Description of the task
Rewrite every line of the records below with "example-sentence" replaced by "sample-sentence" and everything else unchanged, leaving out the pictures.

Data listing start

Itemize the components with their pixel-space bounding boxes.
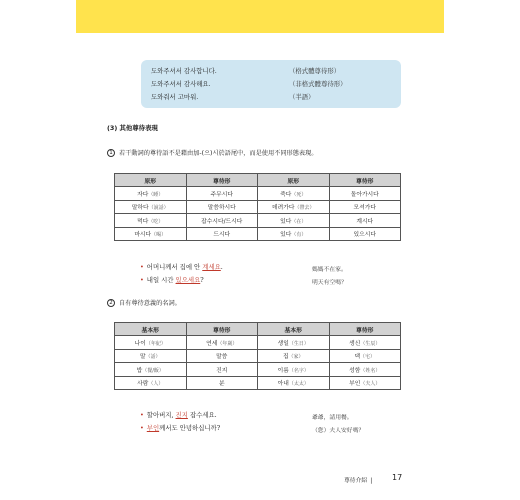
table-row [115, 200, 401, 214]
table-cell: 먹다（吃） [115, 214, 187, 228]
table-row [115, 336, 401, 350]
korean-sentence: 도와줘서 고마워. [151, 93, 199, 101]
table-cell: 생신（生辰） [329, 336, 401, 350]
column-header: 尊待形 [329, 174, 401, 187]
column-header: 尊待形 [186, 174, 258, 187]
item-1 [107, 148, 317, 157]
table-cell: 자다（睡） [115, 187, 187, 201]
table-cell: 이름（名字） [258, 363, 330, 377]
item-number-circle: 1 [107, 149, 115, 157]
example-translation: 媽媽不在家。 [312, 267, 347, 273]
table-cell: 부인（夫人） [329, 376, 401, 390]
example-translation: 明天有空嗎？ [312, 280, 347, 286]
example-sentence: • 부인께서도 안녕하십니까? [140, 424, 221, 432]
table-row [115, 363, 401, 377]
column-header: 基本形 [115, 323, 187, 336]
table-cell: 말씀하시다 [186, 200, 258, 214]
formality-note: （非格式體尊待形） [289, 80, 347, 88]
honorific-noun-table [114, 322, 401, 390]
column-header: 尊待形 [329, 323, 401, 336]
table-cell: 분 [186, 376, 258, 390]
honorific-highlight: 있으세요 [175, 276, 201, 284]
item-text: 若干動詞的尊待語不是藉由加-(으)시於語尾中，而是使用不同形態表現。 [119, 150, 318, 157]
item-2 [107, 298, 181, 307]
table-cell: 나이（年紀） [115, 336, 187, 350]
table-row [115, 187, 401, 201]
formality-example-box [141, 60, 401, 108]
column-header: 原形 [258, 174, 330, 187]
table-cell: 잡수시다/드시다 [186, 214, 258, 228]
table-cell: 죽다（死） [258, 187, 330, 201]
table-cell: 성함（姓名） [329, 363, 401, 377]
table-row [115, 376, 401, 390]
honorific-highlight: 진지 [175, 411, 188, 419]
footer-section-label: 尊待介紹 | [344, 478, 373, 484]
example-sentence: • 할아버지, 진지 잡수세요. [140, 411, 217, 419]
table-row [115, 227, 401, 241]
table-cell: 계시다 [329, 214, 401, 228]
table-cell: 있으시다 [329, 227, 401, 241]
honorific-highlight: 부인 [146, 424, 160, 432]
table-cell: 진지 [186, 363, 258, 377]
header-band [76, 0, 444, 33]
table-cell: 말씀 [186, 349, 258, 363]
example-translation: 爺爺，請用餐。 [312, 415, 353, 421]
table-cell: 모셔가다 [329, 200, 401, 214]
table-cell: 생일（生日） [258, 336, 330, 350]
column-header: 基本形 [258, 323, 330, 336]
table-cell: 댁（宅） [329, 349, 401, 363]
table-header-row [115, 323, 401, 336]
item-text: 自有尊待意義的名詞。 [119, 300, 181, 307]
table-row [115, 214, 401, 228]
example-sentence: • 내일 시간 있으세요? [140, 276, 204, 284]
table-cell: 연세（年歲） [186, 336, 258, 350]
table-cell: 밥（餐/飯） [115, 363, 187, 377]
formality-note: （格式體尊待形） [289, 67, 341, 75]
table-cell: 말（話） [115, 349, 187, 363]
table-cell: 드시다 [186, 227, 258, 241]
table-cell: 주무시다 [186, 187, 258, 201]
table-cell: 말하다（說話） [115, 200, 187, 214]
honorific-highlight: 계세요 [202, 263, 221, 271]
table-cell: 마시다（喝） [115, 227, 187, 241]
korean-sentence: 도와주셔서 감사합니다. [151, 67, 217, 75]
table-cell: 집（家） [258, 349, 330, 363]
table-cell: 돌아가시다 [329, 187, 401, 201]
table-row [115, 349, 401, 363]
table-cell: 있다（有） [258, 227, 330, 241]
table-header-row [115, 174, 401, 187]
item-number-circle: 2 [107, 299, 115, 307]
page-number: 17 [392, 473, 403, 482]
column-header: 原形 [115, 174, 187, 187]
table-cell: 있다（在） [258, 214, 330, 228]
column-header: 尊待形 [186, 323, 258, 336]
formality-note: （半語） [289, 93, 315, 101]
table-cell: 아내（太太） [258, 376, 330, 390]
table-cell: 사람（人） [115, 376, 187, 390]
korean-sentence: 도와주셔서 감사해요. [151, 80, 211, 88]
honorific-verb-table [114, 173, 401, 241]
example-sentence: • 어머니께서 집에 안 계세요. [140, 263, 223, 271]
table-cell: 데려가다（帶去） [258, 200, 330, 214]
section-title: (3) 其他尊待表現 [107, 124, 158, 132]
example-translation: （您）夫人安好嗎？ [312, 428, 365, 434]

Data listing end

Exercise result
Itemize the components with their pixel-space bounding boxes.
table-row [115, 200, 401, 214]
table-cell: 먹다（吃） [115, 214, 187, 228]
table-row [115, 336, 401, 350]
korean-sentence: 도와줘서 고마워. [151, 93, 199, 101]
table-cell: 생신（生辰） [329, 336, 401, 350]
column-header: 尊待形 [329, 174, 401, 187]
column-header: 尊待形 [186, 174, 258, 187]
item-1 [107, 148, 317, 157]
table-cell: 자다（睡） [115, 187, 187, 201]
table-cell: 이름（名字） [258, 363, 330, 377]
item-number-circle: 1 [107, 149, 115, 157]
example-translation: 媽媽不在家。 [312, 267, 347, 273]
table-cell: 부인（夫人） [329, 376, 401, 390]
example-translation: 明天有空嗎？ [312, 280, 347, 286]
sample-sentence: • 부인께서도 안녕하십니까? [140, 424, 221, 432]
table-row [115, 363, 401, 377]
column-header: 基本形 [115, 323, 187, 336]
table-cell: 말씀하시다 [186, 200, 258, 214]
formality-note: （非格式體尊待形） [289, 80, 347, 88]
honorific-noun-table [114, 322, 401, 390]
column-header: 尊待形 [329, 323, 401, 336]
table-cell: 분 [186, 376, 258, 390]
honorific-highlight: 있으세요 [175, 276, 201, 284]
item-text: 若干動詞的尊待語不是藉由加-(으)시於語尾中，而是使用不同形態表現。 [119, 150, 318, 157]
item-2 [107, 298, 181, 307]
table-cell: 나이（年紀） [115, 336, 187, 350]
table-row [115, 187, 401, 201]
formality-example-box [141, 60, 401, 108]
column-header: 原形 [258, 174, 330, 187]
table-cell: 잡수시다/드시다 [186, 214, 258, 228]
table-cell: 죽다（死） [258, 187, 330, 201]
table-cell: 성함（姓名） [329, 363, 401, 377]
table-row [115, 376, 401, 390]
honorific-highlight: 진지 [175, 411, 188, 419]
footer-section-label: 尊待介紹 | [344, 478, 373, 484]
sample-sentence: • 할아버지, 진지 잡수세요. [140, 411, 217, 419]
table-row [115, 227, 401, 241]
table-cell: 계시다 [329, 214, 401, 228]
table-cell: 있으시다 [329, 227, 401, 241]
honorific-highlight: 부인 [146, 424, 160, 432]
table-cell: 진지 [186, 363, 258, 377]
header-band [76, 0, 444, 33]
table-cell: 말씀 [186, 349, 258, 363]
example-translation: 爺爺，請用餐。 [312, 415, 353, 421]
table-cell: 모셔가다 [329, 200, 401, 214]
table-cell: 생일（生日） [258, 336, 330, 350]
column-header: 基本形 [258, 323, 330, 336]
table-cell: 댁（宅） [329, 349, 401, 363]
table-header-row [115, 323, 401, 336]
item-text: 自有尊待意義的名詞。 [119, 300, 181, 307]
table-row [115, 214, 401, 228]
sample-sentence: • 내일 시간 있으세요? [140, 276, 204, 284]
table-cell: 연세（年歲） [186, 336, 258, 350]
table-cell: 밥（餐/飯） [115, 363, 187, 377]
formality-note: （格式體尊待形） [289, 67, 341, 75]
table-cell: 말（話） [115, 349, 187, 363]
table-cell: 드시다 [186, 227, 258, 241]
table-cell: 주무시다 [186, 187, 258, 201]
table-cell: 말하다（說話） [115, 200, 187, 214]
honorific-highlight: 계세요 [202, 263, 221, 271]
table-cell: 마시다（喝） [115, 227, 187, 241]
korean-sentence: 도와주셔서 감사합니다. [151, 67, 217, 75]
table-cell: 집（家） [258, 349, 330, 363]
table-cell: 돌아가시다 [329, 187, 401, 201]
table-row [115, 349, 401, 363]
table-cell: 있다（有） [258, 227, 330, 241]
table-header-row [115, 174, 401, 187]
item-number-circle: 2 [107, 299, 115, 307]
page-number: 17 [392, 473, 403, 482]
column-header: 原形 [115, 174, 187, 187]
table-cell: 있다（在） [258, 214, 330, 228]
column-header: 尊待形 [186, 323, 258, 336]
formality-note: （半語） [289, 93, 315, 101]
table-cell: 아내（太太） [258, 376, 330, 390]
table-cell: 사람（人） [115, 376, 187, 390]
korean-sentence: 도와주셔서 감사해요. [151, 80, 211, 88]
honorific-verb-table [114, 173, 401, 241]
sample-sentence: • 어머니께서 집에 안 계세요. [140, 263, 223, 271]
table-cell: 데려가다（帶去） [258, 200, 330, 214]
section-title: (3) 其他尊待表現 [107, 124, 158, 132]
example-translation: （您）夫人安好嗎？ [312, 428, 365, 434]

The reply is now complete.